Penso que há um desejo cada vez maior de simplificar as coisas. Contudo, não é possível andar para trás no tempo. O mundo manter-se-á complexo e o mesmo acontecerá com os nossos desafios.

Utilizar modelos de sense-making como o PKM pode ajudar a reduzir a nossa carga cognitiva. Podemos aliviar algum do trabalho de pensar se estivermos ligados a pessoas inteligentes e positivas.

Só somos tão bons como as nossas redes, por isso temos é que cultivar redes sociais diversificadas e inteligentes. A alternativa é desligarmo-nos do mundo e ficarmos agarrados às nossas “tribos”. E isto só nos vai emburrecer ao longo do tempo.

E as organizações? Elas percebem a importância de uma melhor forma de fazer sentido do mundo?

Algumas organizações estão a abrir-se para a necessidade de, não só trabalhar colaborativamente, mas também de se ligar em cooperação com o exterior. Vejo uma maior abertura para isto nos países nórdicos.

Na América do Norte, também vejo alguma regressão para o comando e controlo industrial, com supervisão maquinal. Esta mudança de uma economia de informação / mercado para uma economia criativa / de rede vai ser tumultuosa e é possível que isso resulte em muito desassossego social. Apenas seremos bem sucedidos, como organizações ou como sociedade, se trabalharmos e aprendermos em conjunto.

Eu perguntei-lhe sobre organizações e a sua resposta alargou-se para o contexto societal. Sei que já fez algum trabalho com Governos. É mais fácil ou mais difícil promover o modelo PKM à escala societal?

Pode ser mais fácil convencer Governos e agências públicas da necessidade de partilhar conhecimento de forma mais eficaz. Contudo, estas entidades muitas vezes têm barreiras semelhantes às das empresas privadas, com muito trabalho e sem tempo para reflexão ou conversas profundas. É necessário o compromisso das camadas de liderança para que se crie tempo para aprender.

* O QUE FAZER
Retome a entrevista sobre o modelo PKM e as redes de conhecimento e continue-a a partir da última frase do excerto.

* DADOS EXTRAÍDOS
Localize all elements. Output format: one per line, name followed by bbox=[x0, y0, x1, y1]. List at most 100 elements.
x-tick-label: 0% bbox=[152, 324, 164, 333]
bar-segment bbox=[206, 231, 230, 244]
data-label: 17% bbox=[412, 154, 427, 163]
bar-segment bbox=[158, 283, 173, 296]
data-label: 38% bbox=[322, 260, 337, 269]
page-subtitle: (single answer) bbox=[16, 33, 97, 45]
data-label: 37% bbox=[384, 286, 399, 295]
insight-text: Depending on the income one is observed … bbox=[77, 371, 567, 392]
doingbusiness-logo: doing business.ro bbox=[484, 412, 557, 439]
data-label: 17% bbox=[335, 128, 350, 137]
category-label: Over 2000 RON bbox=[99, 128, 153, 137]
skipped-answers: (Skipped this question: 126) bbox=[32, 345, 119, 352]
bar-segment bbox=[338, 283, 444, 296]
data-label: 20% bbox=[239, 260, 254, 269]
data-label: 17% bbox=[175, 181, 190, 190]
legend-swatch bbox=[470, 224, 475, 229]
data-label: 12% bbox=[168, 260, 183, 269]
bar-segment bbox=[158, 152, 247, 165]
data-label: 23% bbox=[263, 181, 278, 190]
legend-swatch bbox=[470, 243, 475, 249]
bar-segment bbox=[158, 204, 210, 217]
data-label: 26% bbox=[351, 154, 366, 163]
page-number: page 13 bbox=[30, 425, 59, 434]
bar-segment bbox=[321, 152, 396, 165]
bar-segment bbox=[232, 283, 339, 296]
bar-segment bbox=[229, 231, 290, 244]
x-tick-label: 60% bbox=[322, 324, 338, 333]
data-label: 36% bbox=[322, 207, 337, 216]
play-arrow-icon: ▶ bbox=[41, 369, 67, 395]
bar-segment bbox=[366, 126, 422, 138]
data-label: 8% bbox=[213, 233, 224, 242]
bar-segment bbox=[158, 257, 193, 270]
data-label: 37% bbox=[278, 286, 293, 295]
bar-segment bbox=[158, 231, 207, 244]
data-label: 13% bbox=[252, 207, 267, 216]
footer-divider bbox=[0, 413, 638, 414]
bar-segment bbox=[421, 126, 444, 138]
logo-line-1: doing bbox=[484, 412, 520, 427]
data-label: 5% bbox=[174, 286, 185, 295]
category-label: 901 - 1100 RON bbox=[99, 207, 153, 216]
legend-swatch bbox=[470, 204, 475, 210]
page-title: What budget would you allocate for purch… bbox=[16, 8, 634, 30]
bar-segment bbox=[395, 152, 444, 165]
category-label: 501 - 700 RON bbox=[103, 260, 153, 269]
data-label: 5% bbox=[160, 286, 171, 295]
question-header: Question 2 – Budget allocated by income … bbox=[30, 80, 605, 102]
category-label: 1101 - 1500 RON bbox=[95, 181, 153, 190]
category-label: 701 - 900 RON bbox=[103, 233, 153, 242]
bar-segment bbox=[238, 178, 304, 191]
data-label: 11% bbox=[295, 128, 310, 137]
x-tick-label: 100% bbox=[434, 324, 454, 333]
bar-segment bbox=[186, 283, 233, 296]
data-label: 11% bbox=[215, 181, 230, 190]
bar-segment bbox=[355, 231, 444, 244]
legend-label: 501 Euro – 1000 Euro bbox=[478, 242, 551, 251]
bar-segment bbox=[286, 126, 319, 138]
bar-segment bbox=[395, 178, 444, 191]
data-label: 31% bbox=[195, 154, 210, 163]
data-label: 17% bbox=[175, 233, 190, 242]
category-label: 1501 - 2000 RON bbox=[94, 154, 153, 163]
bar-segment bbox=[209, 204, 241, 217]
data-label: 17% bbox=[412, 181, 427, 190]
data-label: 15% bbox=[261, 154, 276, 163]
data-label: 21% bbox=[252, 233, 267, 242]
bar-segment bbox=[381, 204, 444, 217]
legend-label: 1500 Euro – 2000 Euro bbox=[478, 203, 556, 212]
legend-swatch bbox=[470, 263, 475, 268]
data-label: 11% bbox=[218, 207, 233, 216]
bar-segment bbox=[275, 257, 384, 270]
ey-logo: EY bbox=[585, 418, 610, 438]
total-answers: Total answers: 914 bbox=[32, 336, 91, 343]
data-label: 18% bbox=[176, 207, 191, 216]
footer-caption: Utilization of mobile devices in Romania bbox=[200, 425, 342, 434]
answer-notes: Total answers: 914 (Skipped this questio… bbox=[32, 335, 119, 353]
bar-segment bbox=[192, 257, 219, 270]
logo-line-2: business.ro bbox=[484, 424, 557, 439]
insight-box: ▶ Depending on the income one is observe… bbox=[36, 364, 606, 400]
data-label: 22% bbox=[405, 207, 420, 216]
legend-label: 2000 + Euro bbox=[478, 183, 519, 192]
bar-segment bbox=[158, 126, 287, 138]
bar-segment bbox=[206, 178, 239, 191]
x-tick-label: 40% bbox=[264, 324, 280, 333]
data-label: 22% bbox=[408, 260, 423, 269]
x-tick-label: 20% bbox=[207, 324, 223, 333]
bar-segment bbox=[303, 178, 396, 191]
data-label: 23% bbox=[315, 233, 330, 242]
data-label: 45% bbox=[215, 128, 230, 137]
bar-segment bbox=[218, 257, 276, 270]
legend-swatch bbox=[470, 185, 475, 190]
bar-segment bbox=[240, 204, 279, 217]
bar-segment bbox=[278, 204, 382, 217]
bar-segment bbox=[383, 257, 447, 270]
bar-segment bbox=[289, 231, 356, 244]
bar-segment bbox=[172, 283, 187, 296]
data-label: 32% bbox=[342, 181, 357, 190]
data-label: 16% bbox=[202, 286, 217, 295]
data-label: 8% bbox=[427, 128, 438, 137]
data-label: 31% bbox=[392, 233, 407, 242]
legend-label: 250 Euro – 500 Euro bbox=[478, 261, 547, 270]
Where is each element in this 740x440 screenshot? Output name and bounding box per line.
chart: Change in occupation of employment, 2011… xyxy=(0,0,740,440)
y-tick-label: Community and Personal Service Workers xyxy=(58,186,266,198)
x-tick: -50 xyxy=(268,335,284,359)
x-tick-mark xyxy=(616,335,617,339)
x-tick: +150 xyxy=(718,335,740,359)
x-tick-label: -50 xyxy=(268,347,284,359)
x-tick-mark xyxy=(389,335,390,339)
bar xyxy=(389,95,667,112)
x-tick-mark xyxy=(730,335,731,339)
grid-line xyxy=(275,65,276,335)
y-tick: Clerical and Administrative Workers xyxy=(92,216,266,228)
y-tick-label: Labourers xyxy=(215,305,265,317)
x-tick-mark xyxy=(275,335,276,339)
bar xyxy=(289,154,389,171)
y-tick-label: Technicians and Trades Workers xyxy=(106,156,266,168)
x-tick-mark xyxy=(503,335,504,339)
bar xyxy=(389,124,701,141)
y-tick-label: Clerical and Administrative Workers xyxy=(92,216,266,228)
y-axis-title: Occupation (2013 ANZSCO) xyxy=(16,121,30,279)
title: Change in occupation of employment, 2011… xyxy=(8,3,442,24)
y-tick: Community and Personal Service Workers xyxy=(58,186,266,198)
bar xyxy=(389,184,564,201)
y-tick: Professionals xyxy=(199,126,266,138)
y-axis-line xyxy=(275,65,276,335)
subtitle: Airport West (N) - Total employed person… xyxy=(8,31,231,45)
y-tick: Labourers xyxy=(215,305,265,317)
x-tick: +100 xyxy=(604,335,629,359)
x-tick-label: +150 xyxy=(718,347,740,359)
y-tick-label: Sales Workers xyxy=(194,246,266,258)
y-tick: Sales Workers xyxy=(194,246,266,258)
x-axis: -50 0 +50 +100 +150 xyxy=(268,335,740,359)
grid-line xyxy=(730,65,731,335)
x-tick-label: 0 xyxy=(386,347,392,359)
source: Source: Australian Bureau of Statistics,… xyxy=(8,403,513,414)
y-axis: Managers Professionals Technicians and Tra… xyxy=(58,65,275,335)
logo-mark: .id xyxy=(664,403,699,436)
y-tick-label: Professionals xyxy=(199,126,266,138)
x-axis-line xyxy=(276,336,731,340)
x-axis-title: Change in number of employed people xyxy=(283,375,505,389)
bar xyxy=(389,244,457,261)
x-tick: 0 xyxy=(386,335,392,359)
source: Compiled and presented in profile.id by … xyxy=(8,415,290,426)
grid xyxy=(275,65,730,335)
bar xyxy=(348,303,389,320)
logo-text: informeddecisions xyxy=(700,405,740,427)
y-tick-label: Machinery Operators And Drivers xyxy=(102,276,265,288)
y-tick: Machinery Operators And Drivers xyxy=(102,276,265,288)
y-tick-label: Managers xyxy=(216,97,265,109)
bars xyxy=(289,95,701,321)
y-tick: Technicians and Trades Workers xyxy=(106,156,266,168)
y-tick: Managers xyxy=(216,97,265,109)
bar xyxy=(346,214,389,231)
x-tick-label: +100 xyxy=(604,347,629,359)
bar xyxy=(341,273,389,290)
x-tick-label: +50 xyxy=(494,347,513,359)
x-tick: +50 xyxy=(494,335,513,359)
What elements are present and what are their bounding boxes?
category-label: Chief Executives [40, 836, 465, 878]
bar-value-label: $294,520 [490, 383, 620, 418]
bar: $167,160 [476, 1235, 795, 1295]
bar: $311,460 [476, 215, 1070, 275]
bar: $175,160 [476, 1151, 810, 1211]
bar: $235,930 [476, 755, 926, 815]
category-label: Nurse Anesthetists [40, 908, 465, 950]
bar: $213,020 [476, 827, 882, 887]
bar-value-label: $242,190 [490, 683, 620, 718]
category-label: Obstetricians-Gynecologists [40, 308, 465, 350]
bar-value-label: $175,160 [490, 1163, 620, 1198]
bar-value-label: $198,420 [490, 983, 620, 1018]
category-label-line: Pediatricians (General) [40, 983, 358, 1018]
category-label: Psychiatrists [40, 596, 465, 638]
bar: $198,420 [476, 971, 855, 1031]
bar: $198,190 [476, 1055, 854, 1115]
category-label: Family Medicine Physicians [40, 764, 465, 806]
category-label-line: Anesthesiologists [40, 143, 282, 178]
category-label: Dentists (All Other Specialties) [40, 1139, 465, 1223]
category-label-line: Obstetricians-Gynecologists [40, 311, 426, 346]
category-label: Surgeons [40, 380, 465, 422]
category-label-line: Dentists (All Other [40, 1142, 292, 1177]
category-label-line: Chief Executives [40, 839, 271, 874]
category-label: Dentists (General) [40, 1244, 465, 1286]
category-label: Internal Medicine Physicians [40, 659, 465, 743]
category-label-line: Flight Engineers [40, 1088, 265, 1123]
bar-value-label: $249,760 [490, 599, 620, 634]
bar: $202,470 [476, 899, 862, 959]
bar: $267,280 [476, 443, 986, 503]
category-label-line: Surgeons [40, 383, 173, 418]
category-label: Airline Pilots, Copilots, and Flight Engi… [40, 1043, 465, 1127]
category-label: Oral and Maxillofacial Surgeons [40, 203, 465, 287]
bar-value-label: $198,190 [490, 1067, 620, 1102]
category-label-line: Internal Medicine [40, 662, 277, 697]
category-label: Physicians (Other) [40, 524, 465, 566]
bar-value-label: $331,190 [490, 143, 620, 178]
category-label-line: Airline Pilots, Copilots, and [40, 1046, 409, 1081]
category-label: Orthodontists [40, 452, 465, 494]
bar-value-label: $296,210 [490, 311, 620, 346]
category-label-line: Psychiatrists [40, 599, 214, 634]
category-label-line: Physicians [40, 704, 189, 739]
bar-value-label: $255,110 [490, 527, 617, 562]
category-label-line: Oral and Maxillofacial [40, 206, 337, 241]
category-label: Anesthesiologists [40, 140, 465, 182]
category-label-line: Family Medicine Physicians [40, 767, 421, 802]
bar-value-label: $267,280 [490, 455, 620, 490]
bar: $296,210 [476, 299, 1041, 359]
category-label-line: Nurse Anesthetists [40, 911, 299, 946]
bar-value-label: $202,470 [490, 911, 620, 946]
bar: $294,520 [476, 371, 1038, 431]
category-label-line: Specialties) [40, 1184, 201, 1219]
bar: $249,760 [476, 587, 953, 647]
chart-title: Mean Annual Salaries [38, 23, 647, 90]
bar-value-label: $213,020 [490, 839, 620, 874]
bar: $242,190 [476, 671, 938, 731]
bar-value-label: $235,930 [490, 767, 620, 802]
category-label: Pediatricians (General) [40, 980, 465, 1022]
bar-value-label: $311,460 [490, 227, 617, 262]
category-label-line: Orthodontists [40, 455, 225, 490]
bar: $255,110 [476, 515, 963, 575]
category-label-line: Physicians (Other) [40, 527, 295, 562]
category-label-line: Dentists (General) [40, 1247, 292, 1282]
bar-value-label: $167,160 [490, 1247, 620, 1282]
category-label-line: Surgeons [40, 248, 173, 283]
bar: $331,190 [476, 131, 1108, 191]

* RESULTADO DA TAREFA
Há alguns anos, os membros da UCLG (United Cities & Local Governments), uma ONG internacional, participaram num dos meus workshops de PKM. A organização queria encontrar “soluções práticas para satisfazer os pedidos dos cidadãos” reconhecendo que “a aprendizagem não pode acontecer de forma isolada mas tem de fazer parte de parcerias”. Um dos resultados foi uma iniciativa entre Moçambique e Brasil que abraçou o meu modelo buscar > compreender > partilhar de forma única para facilitar a partilha de conhecimento complexo e promover uma rede construída em relações de confiança.

Para terminar, e porque acredito que todos se devem envolver ativamente, quais as suas recomendações para melhorarmos o processo de sense-making ao nível da sociedade e, assim, melhorarmos o mundo em que vivemos?

Com todos os lados do espetro político a alimentar-nos notícias falsas e eventos em países remotos a afetar as nossas fronteiras, cada cidadão de uma democracia tem de se tornar um sense-maker agressivamente informado. Hoje o mundo é líquido, com poucas fronteiras para parar a informação. Como tal é imperioso garantir que nós, enquanto cidadãos com direitos inalienáveis, temos acesso irrestrito a informação.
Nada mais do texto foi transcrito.